[Stored data]
++++++++++

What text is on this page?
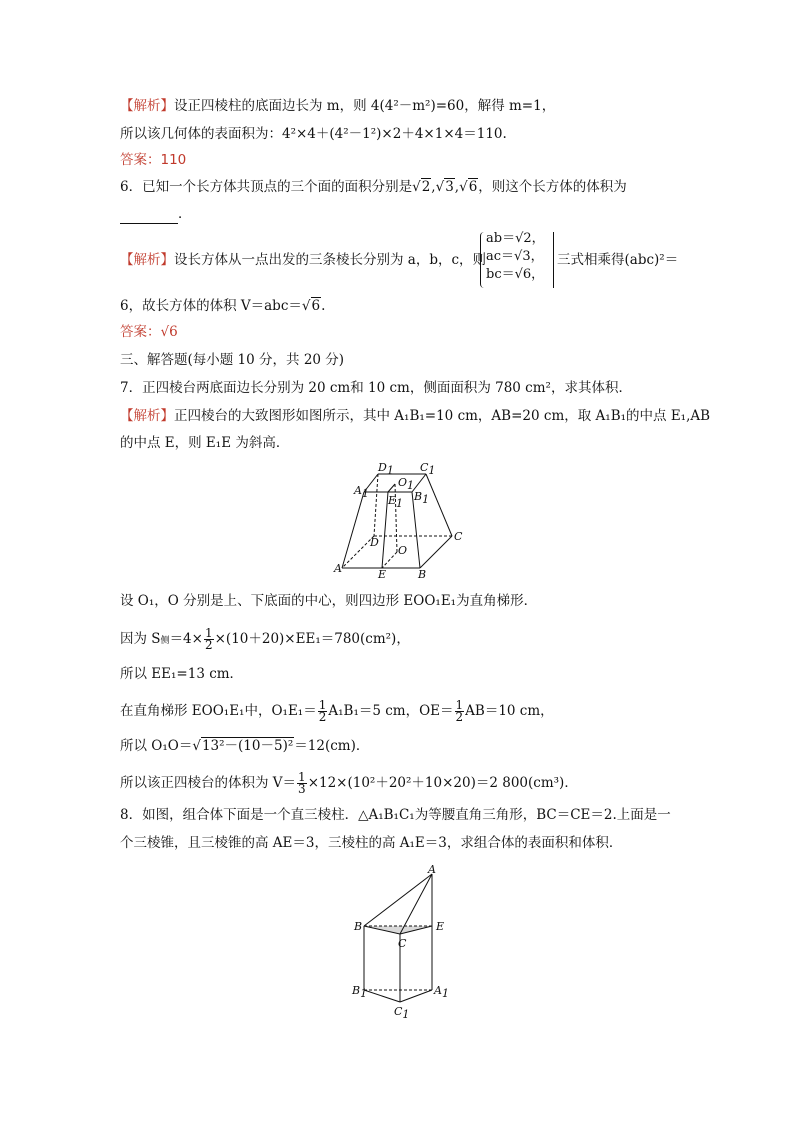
【解析】设正四棱柱的底面边长为 m，则 4(4²－m²)=60，解得 m=1，
所以该几何体的表面积为：4²×4＋(4²－1²)×2＋4×1×4＝110.
答案：110
6．已知一个长方体共顶点的三个面的面积分别是√2,√3,√6，则这个长方体的体积为
．
【解析】设长方体从一点出发的三条棱长分别为 a，b，c，则
ab＝√2，
ac＝√3，
bc＝√6，
三式相乘得(abc)²＝
6，故长方体的体积 V＝abc＝√6.
答案：√6
三、解答题(每小题 10 分，共 20 分)
7．正四棱台两底面边长分别为 20 cm和 10 cm，侧面面积为 780 cm²，求其体积．
【解析】正四棱台的大致图形如图所示，其中 A₁B₁=10 cm，AB=20 cm，取 A₁B₁的中点 E₁,AB
的中点 E，则 E₁E 为斜高．
D1 C1
A1
O1
E1
B1
D
O
C
A	E	B
设 O₁，O 分别是上、下底面的中心，则四边形 EOO₁E₁为直角梯形．
因为 S侧$=4\times \frac{1}{2} \times(10+20)\times EE_1=780(cm^2)$，
所以 EE₁=13 cm．
在直角梯形 EOO₁E₁中，$O_1E_1= \frac{1}{2} A_1B_1=5$ cm，$OE= \frac{1}{2} AB=10$ cm，
所以 O₁O＝√13²－(10－5)²＝12(cm)．
所以该正四棱台的体积为 $V= \frac{1}{3} \times 12\times(10^2+20^2+10\times 20)=2$ 800(cm³)．
8．如图，组合体下面是一个直三棱柱．△A₁B₁C₁为等腰直角三角形，BC＝CE＝2.上面是一
个三棱锥，且三棱锥的高 AE＝3，三棱柱的高 A₁E＝3，求组合体的表面积和体积．
A
B
C
E
B1	A1
C1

++++++++++

WHAT THIS TASK INVOLVES — Search the entries for the word "frac" and copy every line that has it.

REPLY TO THE EXERCISE —
因为 S侧$=4\times \frac{1}{2} \times(10+20)\times EE_1=780(cm^2)$，
在直角梯形 EOO₁E₁中，$O_1E_1= \frac{1}{2} A_1B_1=5$ cm，$OE= \frac{1}{2} AB=10$ cm，
所以该正四棱台的体积为 $V= \frac{1}{3} \times 12\times(10^2+20^2+10\times 20)=2$ 800(cm³)．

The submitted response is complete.